PROBLEM »
Extract, from the records beneath this instruction, each line that contains the word "Bildirimlerini".

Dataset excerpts
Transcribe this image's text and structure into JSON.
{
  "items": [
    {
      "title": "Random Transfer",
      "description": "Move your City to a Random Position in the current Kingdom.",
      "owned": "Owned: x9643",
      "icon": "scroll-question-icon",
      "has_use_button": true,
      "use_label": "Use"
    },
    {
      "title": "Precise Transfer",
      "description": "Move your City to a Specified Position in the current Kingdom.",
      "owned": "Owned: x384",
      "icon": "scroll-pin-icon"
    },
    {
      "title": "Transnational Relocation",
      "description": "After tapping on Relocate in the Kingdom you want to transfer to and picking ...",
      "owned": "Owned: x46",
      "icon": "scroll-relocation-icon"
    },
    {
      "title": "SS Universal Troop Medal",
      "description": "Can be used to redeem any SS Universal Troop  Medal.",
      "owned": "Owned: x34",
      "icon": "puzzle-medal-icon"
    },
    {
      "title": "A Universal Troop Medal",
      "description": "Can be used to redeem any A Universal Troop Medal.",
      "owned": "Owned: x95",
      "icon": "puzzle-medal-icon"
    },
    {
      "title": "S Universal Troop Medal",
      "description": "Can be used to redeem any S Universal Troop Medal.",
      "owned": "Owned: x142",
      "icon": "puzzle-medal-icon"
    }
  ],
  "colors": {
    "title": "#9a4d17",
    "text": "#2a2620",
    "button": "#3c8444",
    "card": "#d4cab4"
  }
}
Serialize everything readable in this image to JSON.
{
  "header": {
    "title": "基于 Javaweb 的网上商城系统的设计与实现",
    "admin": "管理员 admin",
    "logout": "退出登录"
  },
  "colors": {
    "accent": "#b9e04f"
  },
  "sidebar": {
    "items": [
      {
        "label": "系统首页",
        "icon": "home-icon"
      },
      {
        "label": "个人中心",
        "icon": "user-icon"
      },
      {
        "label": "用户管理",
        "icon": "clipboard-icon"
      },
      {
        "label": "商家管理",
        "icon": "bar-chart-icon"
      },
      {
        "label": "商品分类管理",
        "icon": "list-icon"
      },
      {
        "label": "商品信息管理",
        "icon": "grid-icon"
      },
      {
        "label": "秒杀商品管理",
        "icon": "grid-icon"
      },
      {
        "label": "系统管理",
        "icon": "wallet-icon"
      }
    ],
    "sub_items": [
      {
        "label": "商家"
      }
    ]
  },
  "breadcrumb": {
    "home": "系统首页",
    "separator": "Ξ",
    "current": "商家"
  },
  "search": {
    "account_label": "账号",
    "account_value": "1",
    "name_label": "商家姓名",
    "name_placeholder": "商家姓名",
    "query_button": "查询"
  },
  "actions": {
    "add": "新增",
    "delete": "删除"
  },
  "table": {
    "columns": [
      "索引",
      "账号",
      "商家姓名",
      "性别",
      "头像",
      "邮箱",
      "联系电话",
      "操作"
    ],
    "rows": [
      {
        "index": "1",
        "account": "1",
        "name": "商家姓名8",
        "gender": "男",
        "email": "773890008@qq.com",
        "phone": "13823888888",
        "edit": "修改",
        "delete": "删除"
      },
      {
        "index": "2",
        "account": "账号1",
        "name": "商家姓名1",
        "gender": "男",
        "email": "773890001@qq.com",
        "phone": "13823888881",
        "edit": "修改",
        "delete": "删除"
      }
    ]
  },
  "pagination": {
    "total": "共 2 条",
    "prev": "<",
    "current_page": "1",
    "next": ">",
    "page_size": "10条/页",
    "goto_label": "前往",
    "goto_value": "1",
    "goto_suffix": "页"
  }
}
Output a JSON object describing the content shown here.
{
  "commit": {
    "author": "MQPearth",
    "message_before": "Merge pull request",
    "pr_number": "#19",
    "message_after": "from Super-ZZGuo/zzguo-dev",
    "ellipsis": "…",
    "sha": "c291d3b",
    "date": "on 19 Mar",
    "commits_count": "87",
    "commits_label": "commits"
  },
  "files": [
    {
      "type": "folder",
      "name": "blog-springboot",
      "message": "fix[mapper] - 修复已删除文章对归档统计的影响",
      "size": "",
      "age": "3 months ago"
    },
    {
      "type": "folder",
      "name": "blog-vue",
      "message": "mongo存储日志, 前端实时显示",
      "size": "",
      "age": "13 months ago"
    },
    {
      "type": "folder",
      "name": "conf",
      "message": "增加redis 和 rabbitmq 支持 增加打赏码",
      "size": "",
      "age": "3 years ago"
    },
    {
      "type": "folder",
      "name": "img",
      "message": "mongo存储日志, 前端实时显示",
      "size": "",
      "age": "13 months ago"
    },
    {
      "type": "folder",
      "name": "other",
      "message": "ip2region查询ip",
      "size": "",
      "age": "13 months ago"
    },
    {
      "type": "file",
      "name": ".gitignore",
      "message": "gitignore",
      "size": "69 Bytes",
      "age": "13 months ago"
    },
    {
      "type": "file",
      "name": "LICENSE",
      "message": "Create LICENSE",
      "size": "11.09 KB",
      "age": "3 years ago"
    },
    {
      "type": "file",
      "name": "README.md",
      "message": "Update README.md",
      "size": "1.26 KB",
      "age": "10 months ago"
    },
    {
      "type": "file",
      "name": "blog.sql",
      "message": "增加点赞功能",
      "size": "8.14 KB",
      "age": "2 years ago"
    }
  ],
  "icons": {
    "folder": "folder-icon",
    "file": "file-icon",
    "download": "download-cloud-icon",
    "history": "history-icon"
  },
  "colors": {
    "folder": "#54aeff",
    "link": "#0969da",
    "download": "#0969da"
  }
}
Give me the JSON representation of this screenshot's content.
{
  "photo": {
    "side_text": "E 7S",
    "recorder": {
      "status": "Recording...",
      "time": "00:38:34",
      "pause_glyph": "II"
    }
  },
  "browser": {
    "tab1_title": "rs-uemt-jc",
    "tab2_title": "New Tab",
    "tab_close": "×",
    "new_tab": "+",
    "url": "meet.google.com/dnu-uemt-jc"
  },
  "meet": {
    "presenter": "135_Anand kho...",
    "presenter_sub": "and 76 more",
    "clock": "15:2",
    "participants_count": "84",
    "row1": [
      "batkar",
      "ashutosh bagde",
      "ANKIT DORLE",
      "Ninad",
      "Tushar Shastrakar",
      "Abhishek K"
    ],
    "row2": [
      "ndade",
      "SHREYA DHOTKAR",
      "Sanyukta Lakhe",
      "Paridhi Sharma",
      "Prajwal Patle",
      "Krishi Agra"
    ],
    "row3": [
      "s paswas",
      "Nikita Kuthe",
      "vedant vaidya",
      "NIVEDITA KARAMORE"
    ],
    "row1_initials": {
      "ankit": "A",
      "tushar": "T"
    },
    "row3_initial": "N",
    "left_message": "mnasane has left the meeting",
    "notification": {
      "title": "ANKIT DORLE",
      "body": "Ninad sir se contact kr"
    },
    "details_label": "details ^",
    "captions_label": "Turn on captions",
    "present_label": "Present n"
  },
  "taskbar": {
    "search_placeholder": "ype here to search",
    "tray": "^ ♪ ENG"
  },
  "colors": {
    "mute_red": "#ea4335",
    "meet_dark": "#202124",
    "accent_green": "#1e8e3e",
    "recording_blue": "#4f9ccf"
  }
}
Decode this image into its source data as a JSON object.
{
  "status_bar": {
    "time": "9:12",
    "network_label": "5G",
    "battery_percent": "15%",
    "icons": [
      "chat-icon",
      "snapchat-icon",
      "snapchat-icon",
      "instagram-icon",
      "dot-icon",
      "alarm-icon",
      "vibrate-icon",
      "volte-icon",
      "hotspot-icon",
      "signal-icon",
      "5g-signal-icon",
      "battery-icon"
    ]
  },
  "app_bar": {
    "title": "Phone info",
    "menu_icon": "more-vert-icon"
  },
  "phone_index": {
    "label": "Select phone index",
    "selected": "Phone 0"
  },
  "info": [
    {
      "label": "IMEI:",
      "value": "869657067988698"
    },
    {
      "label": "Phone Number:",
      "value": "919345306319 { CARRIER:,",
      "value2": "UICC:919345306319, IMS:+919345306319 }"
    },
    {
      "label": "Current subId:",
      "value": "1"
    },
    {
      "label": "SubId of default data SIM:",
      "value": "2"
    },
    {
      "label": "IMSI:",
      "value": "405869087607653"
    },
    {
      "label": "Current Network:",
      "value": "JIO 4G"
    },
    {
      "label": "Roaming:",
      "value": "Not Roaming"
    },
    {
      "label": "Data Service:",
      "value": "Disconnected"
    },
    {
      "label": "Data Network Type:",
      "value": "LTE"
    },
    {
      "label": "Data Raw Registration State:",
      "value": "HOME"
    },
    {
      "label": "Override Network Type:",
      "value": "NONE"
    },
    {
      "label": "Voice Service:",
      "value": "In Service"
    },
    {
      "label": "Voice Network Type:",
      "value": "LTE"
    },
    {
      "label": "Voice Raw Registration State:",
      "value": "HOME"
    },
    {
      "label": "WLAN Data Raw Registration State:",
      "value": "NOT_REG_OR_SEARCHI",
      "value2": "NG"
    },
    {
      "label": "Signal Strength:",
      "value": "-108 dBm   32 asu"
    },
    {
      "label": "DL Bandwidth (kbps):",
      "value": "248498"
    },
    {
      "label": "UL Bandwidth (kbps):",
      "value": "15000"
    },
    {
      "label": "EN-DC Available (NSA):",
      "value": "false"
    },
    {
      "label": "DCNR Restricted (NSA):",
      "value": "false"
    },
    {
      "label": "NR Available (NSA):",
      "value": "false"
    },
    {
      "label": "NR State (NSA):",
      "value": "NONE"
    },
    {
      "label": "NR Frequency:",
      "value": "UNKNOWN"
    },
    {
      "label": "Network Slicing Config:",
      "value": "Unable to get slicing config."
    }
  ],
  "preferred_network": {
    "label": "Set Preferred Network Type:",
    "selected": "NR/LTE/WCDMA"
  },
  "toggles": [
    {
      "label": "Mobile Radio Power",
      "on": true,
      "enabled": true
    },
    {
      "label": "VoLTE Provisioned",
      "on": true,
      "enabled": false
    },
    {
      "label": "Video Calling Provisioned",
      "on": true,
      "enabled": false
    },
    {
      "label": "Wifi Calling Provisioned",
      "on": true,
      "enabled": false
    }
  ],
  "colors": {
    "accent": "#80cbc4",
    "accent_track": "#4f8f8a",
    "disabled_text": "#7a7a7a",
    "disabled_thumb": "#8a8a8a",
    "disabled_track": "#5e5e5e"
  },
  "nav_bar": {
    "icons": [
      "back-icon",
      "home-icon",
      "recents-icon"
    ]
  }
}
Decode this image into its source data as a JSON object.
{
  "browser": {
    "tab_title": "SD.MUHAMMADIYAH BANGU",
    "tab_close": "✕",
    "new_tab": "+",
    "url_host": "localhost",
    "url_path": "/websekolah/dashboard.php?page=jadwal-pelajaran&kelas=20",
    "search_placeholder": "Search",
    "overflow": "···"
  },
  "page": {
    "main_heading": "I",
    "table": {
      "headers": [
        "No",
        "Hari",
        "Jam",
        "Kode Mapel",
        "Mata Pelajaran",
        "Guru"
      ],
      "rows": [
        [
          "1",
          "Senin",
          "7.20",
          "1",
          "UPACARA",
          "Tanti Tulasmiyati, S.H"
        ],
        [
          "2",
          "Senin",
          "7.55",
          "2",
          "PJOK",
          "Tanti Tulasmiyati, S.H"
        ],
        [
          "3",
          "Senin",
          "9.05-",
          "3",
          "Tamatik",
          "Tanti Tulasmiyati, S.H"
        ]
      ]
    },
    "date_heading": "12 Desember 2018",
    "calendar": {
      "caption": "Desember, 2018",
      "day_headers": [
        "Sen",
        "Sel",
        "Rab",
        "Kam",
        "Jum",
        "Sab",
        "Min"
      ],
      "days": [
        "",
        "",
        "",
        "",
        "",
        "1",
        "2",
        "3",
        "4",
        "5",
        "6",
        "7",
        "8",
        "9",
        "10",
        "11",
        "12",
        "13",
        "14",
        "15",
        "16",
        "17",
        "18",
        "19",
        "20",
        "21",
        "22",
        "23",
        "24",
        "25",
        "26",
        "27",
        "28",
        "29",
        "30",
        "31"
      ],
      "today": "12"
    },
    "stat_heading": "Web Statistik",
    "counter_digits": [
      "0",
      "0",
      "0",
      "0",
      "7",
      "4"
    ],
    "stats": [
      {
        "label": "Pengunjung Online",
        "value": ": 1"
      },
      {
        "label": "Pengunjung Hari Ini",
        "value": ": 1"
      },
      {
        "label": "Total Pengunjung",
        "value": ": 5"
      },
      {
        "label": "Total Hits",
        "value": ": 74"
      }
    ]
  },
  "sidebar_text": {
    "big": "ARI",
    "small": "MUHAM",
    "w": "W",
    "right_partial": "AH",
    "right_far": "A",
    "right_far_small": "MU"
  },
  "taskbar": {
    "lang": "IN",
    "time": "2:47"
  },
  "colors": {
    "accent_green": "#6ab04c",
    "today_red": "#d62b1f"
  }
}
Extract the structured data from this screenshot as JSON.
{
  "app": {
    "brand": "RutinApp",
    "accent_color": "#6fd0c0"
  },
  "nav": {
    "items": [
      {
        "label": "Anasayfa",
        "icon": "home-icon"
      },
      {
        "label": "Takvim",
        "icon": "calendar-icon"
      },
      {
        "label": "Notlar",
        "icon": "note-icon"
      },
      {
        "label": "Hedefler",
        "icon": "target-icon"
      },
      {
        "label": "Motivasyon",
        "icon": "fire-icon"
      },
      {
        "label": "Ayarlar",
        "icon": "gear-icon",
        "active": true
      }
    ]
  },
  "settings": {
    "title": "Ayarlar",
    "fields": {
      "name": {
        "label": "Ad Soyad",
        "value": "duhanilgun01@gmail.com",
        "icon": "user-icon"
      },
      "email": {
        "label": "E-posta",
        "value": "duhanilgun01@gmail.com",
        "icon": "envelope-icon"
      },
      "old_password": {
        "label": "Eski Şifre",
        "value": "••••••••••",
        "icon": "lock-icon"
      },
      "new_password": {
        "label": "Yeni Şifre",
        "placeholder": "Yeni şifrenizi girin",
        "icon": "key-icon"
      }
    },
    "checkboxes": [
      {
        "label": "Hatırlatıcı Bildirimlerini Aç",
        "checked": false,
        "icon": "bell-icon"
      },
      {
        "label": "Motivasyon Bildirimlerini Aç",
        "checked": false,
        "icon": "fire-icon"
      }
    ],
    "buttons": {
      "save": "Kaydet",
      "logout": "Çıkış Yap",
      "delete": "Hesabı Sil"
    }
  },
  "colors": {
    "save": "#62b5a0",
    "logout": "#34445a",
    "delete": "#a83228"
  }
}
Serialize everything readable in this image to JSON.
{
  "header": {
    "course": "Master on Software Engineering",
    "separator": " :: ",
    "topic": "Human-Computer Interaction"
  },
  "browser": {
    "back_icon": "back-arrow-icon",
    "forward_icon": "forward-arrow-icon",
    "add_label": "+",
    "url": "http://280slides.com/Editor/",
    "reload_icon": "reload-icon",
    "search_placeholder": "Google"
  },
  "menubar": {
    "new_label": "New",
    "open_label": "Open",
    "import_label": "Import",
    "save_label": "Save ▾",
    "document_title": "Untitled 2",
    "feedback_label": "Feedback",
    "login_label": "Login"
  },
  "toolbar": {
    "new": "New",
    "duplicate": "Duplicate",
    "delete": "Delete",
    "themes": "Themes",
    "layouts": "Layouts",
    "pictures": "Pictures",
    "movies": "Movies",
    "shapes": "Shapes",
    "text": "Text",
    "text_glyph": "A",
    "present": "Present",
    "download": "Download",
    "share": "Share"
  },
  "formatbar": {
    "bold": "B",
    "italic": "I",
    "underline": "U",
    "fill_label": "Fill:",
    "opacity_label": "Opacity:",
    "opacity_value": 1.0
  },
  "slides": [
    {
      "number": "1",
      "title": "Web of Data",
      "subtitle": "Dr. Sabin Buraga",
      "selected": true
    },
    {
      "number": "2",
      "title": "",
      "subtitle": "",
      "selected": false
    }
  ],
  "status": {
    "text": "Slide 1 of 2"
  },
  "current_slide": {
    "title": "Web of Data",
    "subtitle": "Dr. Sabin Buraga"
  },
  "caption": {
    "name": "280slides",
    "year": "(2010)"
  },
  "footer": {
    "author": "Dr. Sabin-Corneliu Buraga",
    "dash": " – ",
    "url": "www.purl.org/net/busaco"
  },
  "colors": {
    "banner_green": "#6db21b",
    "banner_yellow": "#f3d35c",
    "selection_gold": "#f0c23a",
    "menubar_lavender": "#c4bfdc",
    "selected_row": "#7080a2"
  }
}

ANSWER TO THIS TASK »
        "label": "Hatırlatıcı Bildirimlerini Aç",
        "label": "Motivasyon Bildirimlerini Aç",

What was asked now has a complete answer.